Restate the data exactly as given and keep the pictures out.

[Extracted data entries]
____________________

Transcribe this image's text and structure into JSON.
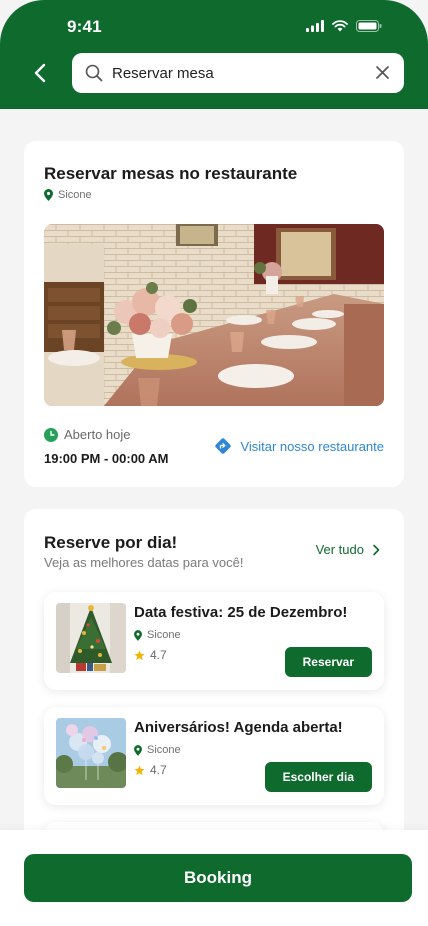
{
  "status_bar": {
    "time": "9:41"
  },
  "search": {
    "value": "Reservar mesa"
  },
  "restaurant_card": {
    "title": "Reservar mesas no restaurante",
    "location": "Sicone",
    "open_label": "Aberto hoje",
    "hours": "19:00 PM - 00:00 AM",
    "visit_link": "Visitar nosso restaurante"
  },
  "days_section": {
    "title": "Reserve por dia!",
    "subtitle": "Veja as melhores datas para você!",
    "see_all": "Ver tudo",
    "events": [
      {
        "title": "Data festiva: 25 de Dezembro!",
        "location": "Sicone",
        "rating": "4.7",
        "button": "Reservar"
      },
      {
        "title": "Aniversários! Agenda aberta!",
        "location": "Sicone",
        "rating": "4.7",
        "button": "Escolher dia"
      }
    ]
  },
  "bottom": {
    "booking_label": "Booking"
  },
  "colors": {
    "brand_green": "#0f6a2e",
    "link_blue": "#2f86d6",
    "star": "#f5b301"
  }
}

____________________

■ Exercise output ■
Transcribe this image's text and structure into JSON.
{
  "status_bar": {
    "time": "9:41"
  },
  "search": {
    "value": "Reservar mesa"
  },
  "restaurant_card": {
    "title": "Reservar mesas no restaurante",
    "location": "Sicone",
    "open_label": "Aberto hoje",
    "hours": "19:00 PM - 00:00 AM",
    "visit_link": "Visitar nosso restaurante"
  },
  "days_section": {
    "title": "Reserve por dia!",
    "subtitle": "Veja as melhores datas para você!",
    "see_all": "Ver tudo",
    "events": [
      {
        "title": "Data festiva: 25 de Dezembro!",
        "location": "Sicone",
        "rating": "4.7",
        "button": "Reservar"
      },
      {
        "title": "Aniversários! Agenda aberta!",
        "location": "Sicone",
        "rating": "4.7",
        "button": "Escolher dia"
      }
    ]
  },
  "bottom": {
    "booking_label": "Booking"
  },
  "colors": {
    "brand_green": "#0f6a2e",
    "link_blue": "#2f86d6",
    "star": "#f5b301"
  }
}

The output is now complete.